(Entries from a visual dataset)
** Begin **
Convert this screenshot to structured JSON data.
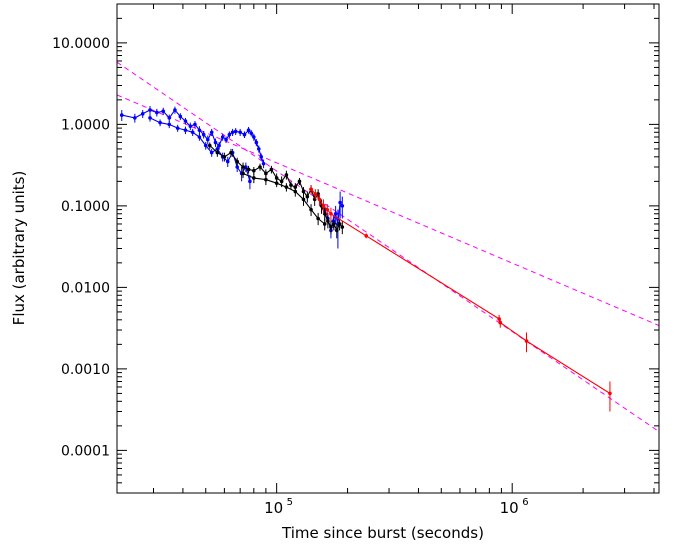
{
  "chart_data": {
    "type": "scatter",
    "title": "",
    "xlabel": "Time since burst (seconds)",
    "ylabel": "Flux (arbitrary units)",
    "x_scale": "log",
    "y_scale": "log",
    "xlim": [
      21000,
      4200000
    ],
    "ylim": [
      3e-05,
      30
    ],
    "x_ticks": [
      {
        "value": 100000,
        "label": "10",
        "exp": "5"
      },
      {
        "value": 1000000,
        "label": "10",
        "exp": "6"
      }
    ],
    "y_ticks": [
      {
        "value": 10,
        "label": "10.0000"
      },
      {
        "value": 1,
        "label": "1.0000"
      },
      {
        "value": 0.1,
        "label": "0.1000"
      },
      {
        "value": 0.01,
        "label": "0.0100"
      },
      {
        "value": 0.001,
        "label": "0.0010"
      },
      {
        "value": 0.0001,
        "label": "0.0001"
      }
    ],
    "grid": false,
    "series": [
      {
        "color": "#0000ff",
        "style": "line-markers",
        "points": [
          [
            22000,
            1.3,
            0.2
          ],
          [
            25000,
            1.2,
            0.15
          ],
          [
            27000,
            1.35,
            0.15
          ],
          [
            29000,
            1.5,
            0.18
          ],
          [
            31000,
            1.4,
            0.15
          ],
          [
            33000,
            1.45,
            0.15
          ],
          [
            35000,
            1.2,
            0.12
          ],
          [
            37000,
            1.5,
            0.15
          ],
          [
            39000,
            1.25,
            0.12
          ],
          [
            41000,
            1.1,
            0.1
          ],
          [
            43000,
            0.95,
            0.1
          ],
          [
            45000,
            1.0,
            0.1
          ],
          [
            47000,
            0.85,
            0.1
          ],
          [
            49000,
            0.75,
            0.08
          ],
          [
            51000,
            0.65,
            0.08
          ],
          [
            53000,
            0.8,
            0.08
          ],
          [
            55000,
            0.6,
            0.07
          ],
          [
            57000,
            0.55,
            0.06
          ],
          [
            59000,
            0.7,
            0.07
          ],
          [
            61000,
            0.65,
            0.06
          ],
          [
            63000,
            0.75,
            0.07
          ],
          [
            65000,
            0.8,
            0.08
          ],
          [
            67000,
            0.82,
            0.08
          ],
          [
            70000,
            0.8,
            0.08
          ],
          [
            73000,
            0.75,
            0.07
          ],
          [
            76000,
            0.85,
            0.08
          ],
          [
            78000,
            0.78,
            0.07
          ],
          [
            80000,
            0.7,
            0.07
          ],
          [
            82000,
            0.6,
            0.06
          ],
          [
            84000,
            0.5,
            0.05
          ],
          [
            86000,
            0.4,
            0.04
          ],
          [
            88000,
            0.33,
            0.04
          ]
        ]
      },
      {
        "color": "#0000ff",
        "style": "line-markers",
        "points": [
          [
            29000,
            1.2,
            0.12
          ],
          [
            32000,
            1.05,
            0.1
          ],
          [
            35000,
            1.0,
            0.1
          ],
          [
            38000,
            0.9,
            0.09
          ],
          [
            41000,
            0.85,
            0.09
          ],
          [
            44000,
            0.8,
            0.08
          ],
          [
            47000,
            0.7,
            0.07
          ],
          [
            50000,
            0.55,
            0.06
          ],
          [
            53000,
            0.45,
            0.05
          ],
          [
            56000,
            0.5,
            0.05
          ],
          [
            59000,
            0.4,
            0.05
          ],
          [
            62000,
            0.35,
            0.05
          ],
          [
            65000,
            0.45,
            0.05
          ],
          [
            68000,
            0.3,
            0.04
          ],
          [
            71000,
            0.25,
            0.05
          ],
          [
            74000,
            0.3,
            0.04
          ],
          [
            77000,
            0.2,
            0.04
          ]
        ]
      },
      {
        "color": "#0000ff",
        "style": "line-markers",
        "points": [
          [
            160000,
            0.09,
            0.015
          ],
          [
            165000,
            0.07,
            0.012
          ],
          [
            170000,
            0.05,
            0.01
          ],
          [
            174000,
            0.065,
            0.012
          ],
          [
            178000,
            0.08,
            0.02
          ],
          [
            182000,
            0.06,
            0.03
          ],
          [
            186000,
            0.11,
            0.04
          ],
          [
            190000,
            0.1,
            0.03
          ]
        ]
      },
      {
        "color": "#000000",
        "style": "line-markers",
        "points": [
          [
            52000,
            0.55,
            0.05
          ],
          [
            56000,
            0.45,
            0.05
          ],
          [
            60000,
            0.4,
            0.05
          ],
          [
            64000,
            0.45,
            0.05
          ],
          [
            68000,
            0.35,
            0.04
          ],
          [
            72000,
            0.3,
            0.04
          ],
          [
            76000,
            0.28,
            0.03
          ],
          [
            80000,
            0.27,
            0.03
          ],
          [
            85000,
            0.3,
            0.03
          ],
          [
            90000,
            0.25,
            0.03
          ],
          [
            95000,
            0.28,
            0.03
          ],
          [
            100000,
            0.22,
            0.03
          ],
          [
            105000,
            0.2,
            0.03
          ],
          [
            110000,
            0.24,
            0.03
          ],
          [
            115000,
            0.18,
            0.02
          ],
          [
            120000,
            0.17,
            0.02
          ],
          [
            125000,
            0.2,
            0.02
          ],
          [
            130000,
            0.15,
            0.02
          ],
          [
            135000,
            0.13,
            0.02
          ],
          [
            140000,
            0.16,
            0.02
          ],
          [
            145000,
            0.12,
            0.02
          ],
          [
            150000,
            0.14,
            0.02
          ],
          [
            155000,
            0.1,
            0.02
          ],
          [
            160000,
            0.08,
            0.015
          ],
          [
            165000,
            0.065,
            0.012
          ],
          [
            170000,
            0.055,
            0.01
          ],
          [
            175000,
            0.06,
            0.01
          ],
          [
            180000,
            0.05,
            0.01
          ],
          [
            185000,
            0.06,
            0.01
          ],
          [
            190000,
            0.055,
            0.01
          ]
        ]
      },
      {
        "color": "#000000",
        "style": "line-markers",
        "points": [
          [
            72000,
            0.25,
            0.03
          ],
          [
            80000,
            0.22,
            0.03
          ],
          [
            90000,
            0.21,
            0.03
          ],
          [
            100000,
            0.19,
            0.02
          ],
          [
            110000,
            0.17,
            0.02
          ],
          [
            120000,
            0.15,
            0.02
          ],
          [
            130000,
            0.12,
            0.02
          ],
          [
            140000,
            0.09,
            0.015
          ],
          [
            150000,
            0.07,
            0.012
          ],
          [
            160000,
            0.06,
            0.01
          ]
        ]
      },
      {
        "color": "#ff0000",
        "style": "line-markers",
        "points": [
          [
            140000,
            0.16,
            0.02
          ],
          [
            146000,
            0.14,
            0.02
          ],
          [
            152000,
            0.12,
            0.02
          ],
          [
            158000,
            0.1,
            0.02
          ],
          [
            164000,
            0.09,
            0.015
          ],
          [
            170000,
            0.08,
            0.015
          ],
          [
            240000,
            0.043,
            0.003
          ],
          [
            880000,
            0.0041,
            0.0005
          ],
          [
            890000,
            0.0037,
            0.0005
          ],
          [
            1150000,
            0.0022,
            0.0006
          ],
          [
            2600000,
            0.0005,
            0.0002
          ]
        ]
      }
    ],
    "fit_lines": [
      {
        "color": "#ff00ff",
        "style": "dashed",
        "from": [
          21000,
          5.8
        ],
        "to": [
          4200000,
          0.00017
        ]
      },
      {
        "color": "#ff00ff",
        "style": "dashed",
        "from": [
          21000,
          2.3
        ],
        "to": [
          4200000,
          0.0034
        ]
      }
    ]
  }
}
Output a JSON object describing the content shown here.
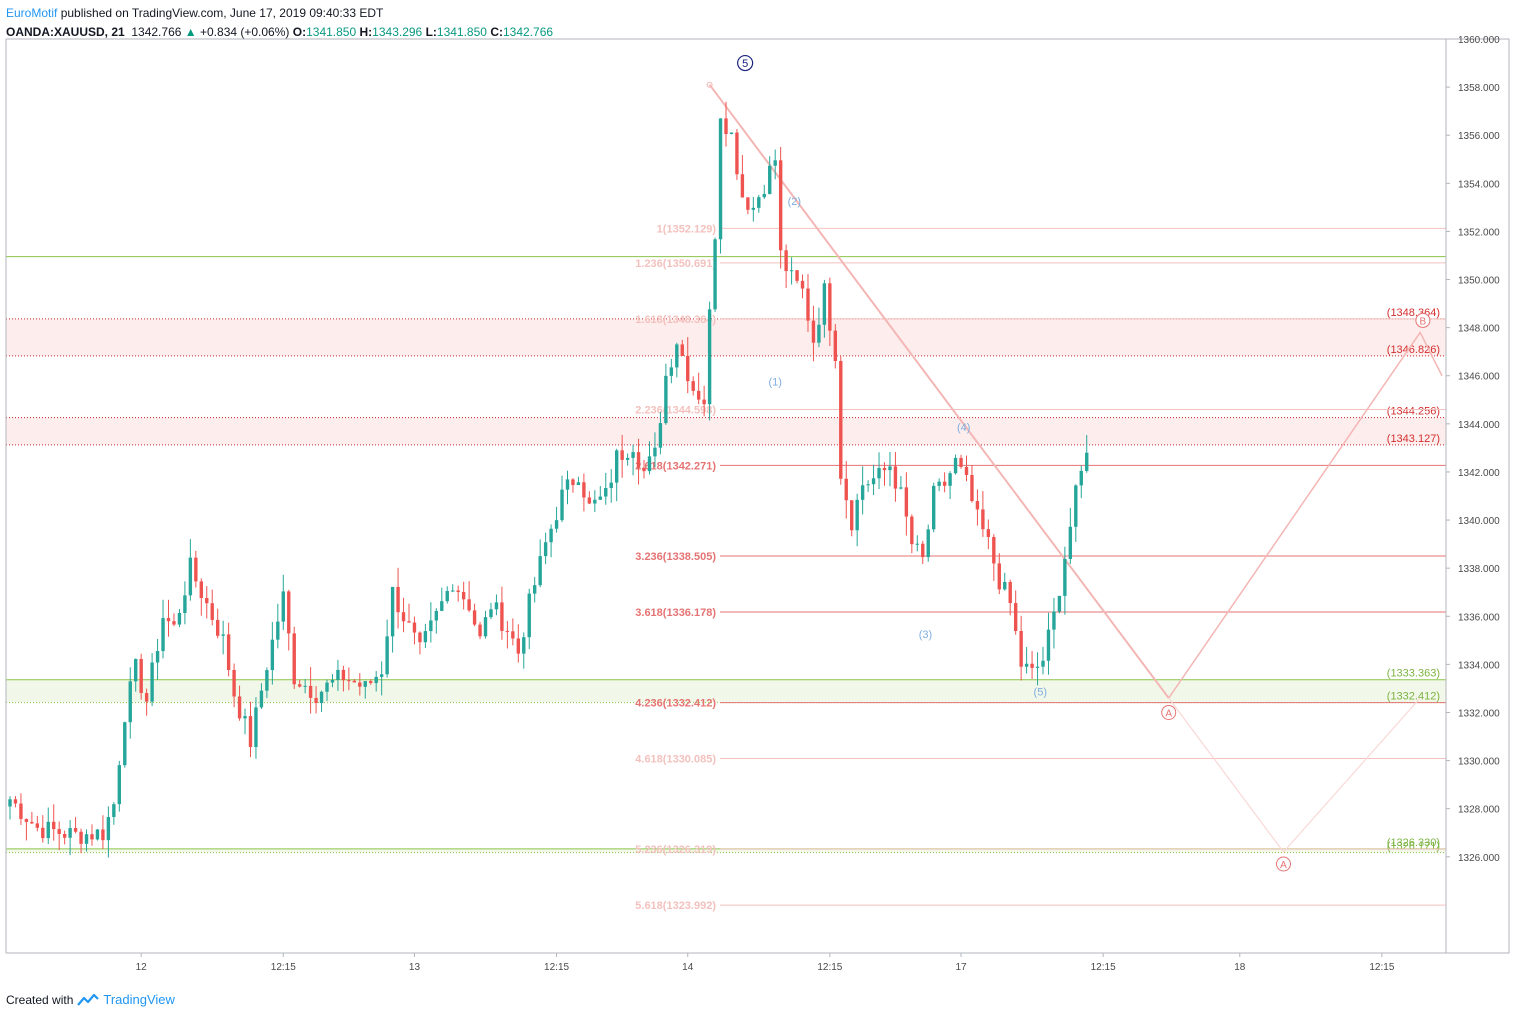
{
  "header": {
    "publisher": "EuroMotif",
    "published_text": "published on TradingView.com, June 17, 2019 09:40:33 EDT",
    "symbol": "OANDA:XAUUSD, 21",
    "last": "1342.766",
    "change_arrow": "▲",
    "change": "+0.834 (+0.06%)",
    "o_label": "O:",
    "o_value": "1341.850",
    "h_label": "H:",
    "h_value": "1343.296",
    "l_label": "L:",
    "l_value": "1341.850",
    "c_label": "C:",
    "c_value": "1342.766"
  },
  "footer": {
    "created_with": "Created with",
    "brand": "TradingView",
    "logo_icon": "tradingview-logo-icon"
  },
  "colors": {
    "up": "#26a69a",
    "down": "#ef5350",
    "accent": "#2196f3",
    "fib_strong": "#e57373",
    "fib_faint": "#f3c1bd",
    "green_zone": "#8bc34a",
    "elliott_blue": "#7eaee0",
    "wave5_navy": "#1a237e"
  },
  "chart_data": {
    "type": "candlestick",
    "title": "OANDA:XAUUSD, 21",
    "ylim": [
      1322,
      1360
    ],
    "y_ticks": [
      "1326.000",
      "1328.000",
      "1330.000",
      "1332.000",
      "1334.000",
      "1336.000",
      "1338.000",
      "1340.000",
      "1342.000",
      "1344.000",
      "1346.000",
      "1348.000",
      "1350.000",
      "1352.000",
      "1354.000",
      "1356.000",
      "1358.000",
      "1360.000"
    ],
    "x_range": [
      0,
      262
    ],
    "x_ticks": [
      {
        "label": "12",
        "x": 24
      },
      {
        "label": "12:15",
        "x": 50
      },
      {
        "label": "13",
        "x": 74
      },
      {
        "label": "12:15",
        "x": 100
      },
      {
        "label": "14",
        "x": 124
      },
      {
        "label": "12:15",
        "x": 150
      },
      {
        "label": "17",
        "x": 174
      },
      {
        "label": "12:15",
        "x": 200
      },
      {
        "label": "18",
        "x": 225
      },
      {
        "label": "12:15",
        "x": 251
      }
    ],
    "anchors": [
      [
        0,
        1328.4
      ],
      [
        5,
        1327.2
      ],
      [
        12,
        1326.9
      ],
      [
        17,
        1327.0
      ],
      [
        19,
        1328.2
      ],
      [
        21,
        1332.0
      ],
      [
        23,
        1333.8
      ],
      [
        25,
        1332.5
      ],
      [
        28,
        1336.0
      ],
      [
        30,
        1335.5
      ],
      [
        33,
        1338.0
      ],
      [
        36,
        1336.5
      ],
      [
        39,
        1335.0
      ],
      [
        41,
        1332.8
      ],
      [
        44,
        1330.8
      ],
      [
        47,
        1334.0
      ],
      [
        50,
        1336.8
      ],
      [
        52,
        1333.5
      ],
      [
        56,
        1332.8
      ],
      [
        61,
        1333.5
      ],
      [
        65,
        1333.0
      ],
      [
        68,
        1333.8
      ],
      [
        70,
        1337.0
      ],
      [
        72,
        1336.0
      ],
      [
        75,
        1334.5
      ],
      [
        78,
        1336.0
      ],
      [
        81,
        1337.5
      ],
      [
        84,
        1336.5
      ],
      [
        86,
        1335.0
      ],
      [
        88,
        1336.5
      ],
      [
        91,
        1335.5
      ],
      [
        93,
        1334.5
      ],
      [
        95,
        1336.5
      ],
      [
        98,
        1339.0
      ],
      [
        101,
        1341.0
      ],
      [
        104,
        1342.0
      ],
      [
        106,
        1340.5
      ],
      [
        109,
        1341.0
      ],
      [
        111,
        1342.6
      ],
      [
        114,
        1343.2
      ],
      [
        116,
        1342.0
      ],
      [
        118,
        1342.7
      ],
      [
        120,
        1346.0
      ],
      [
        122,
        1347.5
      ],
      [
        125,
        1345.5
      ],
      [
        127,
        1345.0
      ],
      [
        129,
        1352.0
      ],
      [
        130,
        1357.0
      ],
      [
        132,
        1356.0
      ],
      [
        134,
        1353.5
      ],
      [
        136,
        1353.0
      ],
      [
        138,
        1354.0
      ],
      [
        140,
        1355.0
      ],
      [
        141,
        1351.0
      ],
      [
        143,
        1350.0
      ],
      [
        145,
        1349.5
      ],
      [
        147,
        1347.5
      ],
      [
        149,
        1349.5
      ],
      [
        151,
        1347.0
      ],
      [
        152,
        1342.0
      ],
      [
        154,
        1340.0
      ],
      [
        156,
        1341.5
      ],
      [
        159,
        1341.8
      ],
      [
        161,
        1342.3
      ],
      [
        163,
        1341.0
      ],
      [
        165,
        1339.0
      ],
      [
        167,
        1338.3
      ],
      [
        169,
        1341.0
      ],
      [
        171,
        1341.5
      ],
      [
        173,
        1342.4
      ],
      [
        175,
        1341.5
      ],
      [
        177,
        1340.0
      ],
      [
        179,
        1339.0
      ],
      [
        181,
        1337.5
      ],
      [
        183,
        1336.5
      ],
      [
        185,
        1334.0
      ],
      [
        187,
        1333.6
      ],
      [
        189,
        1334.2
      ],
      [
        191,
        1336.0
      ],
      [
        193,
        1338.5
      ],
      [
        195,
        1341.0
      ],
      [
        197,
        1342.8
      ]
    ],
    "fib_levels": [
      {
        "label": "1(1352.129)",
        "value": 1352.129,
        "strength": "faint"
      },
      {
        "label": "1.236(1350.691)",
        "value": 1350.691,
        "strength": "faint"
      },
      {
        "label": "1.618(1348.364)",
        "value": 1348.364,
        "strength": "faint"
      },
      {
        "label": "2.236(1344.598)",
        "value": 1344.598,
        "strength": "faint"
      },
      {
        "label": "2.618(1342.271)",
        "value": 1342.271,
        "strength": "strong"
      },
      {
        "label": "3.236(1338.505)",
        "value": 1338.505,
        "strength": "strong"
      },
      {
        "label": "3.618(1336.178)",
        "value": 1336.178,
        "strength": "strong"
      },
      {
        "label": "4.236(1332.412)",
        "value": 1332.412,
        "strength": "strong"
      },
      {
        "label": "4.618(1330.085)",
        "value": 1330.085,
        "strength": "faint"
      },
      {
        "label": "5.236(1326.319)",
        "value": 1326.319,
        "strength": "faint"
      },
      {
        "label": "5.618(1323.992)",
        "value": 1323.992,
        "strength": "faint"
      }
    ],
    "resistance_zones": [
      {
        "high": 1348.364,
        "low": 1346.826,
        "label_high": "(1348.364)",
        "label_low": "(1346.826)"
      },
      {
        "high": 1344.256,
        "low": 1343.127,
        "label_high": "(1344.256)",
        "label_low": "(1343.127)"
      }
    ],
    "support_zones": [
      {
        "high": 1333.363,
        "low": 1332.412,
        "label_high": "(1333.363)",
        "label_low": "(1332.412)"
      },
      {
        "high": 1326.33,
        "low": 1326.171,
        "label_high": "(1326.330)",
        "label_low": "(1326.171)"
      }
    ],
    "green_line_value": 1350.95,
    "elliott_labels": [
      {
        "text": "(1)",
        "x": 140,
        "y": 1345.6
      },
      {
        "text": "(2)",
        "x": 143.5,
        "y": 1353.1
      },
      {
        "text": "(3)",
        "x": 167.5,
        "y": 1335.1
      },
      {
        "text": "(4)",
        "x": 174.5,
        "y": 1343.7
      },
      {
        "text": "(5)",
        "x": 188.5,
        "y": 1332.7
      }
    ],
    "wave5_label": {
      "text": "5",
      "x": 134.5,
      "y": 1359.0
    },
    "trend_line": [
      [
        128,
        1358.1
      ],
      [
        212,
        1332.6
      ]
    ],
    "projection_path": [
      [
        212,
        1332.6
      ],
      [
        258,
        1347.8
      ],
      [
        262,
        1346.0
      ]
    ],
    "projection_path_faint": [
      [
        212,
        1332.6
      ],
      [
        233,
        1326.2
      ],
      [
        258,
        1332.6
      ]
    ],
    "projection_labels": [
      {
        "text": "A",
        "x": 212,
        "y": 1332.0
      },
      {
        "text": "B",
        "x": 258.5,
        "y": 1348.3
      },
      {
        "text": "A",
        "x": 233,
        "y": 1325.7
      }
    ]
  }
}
** End **
What you need to do>
Where does the word "XAUUSD" appear? Return each line that holds it.

The result>
    "symbol": "OANDA:XAUUSD, 21",
    "title": "OANDA:XAUUSD, 21",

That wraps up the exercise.